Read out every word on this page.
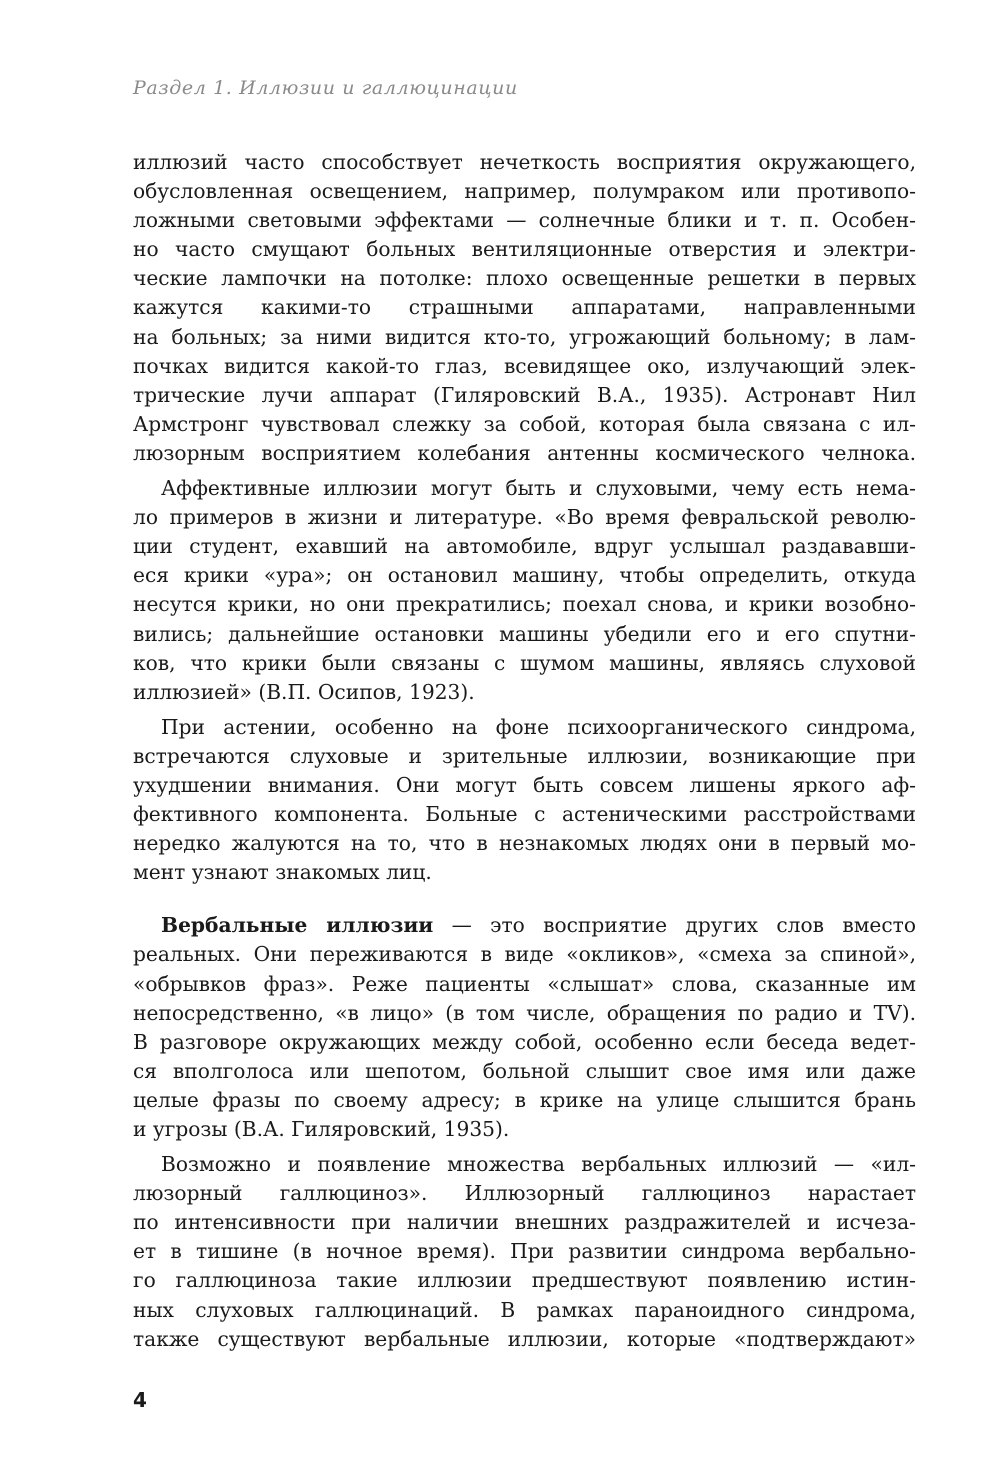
Раздел 1. Иллюзии и галлюцинации

иллюзий часто способствует нечеткость восприятия окружающего,
обусловленная освещением, например, полумраком или противопо-
ложными световыми эффектами — солнечные блики и т. п. Особен-
но часто смущают больных вентиляционные отверстия и электри-
ческие лампочки на потолке: плохо освещенные решетки в первых
кажутся какими-то страшными аппаратами, направленными
на больных; за ними видится кто-то, угрожающий больному; в лам-
почках видится какой-то глаз, всевидящее око, излучающий элек-
трические лучи аппарат (Гиляровский В.А., 1935). Астронавт Нил
Армстронг чувствовал слежку за собой, которая была связана с ил-
люзорным восприятием колебания антенны космического челнока.

Аффективные иллюзии могут быть и слуховыми, чему есть нема-
ло примеров в жизни и литературе. «Во время февральской револю-
ции студент, ехавший на автомобиле, вдруг услышал раздававши-
еся крики «ура»; он остановил машину, чтобы определить, откуда
несутся крики, но они прекратились; поехал снова, и крики возобно-
вились; дальнейшие остановки машины убедили его и его спутни-
ков, что крики были связаны с шумом машины, являясь слуховой
иллюзией» (В.П. Осипов, 1923).

При астении, особенно на фоне психоорганического синдрома,
встречаются слуховые и зрительные иллюзии, возникающие при
ухудшении внимания. Они могут быть совсем лишены яркого аф-
фективного компонента. Больные с астеническими расстройствами
нередко жалуются на то, что в незнакомых людях они в первый мо-
мент узнают знакомых лиц.

Вербальные иллюзии — это восприятие других слов вместо
реальных. Они переживаются в виде «окликов», «смеха за спиной»,
«обрывков фраз». Реже пациенты «слышат» слова, сказанные им
непосредственно, «в лицо» (в том числе, обращения по радио и TV).
В разговоре окружающих между собой, особенно если беседа ведет-
ся вполголоса или шепотом, больной слышит свое имя или даже
целые фразы по своему адресу; в крике на улице слышится брань
и угрозы (В.А. Гиляровский, 1935).

Возможно и появление множества вербальных иллюзий — «ил-
люзорный галлюциноз». Иллюзорный галлюциноз нарастает
по интенсивности при наличии внешних раздражителей и исчеза-
ет в тишине (в ночное время). При развитии синдрома вербально-
го галлюциноза такие иллюзии предшествуют появлению истин-
ных слуховых галлюцинаций. В рамках параноидного синдрома,
также существуют вербальные иллюзии, которые «подтверждают»

4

──────────────────────────────

From the material given, work out how many lines hold the string "часто"; state that number and nothing further.

2